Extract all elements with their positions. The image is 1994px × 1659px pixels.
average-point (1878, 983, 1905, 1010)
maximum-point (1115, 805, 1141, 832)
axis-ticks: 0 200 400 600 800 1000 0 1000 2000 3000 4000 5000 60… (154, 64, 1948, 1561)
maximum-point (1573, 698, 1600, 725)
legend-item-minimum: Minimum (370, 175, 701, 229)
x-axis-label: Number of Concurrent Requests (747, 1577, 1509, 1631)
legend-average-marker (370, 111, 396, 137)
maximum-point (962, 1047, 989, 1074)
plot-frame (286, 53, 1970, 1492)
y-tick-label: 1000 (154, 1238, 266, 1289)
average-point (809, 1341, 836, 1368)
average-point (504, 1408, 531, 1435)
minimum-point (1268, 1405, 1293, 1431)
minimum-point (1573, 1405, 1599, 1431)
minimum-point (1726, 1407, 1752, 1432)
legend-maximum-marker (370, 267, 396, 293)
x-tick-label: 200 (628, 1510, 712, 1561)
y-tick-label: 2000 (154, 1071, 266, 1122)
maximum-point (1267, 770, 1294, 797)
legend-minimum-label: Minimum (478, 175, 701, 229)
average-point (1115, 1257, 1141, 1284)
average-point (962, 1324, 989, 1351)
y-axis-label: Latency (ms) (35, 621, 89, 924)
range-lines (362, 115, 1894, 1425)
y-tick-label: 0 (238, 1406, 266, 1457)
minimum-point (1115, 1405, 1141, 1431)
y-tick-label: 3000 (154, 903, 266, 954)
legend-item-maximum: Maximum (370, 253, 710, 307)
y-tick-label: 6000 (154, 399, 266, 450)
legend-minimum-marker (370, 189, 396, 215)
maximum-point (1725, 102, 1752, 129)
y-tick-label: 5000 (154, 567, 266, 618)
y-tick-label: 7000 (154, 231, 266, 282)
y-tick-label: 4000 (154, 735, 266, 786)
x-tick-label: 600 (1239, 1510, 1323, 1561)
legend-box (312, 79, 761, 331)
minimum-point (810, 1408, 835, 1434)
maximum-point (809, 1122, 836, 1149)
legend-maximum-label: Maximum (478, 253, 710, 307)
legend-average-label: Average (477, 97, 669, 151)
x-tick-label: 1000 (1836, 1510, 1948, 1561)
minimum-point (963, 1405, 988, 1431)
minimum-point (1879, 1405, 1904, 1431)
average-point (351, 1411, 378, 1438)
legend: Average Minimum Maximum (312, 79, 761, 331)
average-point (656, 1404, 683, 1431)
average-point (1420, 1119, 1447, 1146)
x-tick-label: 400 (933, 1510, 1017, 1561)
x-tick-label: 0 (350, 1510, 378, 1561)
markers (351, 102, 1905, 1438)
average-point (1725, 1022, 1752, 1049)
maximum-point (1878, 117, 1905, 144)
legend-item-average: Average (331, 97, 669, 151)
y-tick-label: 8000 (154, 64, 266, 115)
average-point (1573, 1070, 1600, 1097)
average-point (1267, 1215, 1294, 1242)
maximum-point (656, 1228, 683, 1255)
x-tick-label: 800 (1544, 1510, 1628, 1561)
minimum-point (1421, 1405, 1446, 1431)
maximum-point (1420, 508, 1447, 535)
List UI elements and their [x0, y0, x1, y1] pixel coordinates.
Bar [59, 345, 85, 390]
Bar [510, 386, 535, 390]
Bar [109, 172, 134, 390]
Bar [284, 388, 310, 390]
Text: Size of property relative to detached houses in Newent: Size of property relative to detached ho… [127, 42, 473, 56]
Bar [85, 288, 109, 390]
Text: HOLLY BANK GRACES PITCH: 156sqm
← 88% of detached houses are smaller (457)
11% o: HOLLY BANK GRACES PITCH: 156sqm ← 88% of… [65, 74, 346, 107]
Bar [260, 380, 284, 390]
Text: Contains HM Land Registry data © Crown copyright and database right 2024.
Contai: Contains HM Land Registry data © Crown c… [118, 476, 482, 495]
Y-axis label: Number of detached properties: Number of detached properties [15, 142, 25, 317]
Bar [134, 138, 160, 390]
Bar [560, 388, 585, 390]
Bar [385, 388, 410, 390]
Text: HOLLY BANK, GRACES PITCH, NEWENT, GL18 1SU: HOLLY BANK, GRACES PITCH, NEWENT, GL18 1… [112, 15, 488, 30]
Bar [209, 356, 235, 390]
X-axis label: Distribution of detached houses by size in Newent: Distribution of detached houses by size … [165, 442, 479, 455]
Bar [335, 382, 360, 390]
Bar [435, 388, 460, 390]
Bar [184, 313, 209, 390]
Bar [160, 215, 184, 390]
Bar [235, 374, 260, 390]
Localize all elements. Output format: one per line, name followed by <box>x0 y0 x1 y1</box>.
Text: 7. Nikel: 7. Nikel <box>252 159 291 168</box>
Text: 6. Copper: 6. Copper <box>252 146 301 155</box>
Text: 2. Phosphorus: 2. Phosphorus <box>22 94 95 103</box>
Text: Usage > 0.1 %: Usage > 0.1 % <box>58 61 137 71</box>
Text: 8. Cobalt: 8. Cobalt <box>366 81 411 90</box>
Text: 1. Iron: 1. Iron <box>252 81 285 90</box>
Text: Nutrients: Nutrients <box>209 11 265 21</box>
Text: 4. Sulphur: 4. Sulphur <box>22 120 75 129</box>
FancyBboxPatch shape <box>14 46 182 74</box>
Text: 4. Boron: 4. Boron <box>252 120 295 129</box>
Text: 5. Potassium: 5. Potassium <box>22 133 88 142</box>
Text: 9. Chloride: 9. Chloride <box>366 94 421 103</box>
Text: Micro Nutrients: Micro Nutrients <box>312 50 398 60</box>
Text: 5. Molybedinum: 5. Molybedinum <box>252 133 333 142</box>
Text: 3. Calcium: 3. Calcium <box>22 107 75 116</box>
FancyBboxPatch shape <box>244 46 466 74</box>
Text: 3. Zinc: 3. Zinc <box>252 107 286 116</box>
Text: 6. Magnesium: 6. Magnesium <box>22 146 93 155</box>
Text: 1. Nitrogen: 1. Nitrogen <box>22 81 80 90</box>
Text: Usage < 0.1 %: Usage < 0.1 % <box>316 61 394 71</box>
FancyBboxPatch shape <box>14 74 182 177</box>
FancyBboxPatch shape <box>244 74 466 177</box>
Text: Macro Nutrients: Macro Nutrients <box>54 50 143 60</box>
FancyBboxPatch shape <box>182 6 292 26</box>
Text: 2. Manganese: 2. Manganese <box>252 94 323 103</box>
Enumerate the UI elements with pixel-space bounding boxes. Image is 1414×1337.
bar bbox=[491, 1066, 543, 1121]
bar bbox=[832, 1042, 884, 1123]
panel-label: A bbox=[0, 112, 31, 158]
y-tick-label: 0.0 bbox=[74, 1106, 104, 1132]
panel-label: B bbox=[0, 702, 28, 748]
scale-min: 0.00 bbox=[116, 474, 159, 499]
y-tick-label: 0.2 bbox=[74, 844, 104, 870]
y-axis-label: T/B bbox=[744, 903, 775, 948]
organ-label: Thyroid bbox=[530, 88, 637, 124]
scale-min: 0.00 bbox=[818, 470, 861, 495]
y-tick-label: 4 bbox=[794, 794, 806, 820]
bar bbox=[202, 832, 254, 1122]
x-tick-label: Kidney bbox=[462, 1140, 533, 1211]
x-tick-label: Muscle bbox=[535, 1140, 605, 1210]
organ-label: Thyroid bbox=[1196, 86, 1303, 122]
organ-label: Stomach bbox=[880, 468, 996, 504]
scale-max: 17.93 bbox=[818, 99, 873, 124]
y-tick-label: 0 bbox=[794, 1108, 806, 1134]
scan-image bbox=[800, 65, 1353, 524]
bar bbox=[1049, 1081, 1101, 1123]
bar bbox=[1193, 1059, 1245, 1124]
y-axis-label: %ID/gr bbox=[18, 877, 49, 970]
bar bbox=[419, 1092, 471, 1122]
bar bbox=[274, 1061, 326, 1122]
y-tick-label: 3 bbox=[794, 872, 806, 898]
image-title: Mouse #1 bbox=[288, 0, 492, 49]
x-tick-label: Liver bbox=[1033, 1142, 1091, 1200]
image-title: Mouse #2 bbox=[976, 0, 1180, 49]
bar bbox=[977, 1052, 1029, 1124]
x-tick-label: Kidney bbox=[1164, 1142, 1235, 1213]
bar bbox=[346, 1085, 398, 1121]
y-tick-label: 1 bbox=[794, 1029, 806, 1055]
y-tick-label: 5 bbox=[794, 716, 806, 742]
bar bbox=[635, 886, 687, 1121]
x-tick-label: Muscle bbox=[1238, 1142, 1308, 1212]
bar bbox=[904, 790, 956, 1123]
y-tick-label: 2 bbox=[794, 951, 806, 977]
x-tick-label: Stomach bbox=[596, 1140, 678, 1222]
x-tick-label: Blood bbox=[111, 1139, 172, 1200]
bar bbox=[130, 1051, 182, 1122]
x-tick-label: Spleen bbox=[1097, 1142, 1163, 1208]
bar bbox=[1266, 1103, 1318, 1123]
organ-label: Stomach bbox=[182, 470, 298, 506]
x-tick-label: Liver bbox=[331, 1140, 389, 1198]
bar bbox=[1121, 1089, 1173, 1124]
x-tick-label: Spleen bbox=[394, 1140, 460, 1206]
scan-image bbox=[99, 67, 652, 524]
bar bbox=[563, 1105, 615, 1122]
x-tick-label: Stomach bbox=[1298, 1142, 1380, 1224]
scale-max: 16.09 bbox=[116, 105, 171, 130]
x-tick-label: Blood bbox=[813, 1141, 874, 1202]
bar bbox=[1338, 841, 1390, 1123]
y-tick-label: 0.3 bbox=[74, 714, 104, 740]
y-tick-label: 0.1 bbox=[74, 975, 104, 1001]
---
» Short problem: Copy the material above word for word, from its first line through the line that holds "legend-minimum-label: Minimum (478, 175, 701, 229)", including that line.

» Solution to this problem:
Extract all elements with their positions. The image is 1994px × 1659px pixels.
average-point (1878, 983, 1905, 1010)
maximum-point (1115, 805, 1141, 832)
axis-ticks: 0 200 400 600 800 1000 0 1000 2000 3000 4000 5000 60… (154, 64, 1948, 1561)
maximum-point (1573, 698, 1600, 725)
legend-item-minimum: Minimum (370, 175, 701, 229)
x-axis-label: Number of Concurrent Requests (747, 1577, 1509, 1631)
legend-average-marker (370, 111, 396, 137)
maximum-point (962, 1047, 989, 1074)
plot-frame (286, 53, 1970, 1492)
y-tick-label: 1000 (154, 1238, 266, 1289)
average-point (809, 1341, 836, 1368)
average-point (504, 1408, 531, 1435)
minimum-point (1268, 1405, 1293, 1431)
minimum-point (1573, 1405, 1599, 1431)
minimum-point (1726, 1407, 1752, 1432)
legend-maximum-marker (370, 267, 396, 293)
x-tick-label: 200 (628, 1510, 712, 1561)
y-tick-label: 2000 (154, 1071, 266, 1122)
maximum-point (1267, 770, 1294, 797)
legend-minimum-label: Minimum (478, 175, 701, 229)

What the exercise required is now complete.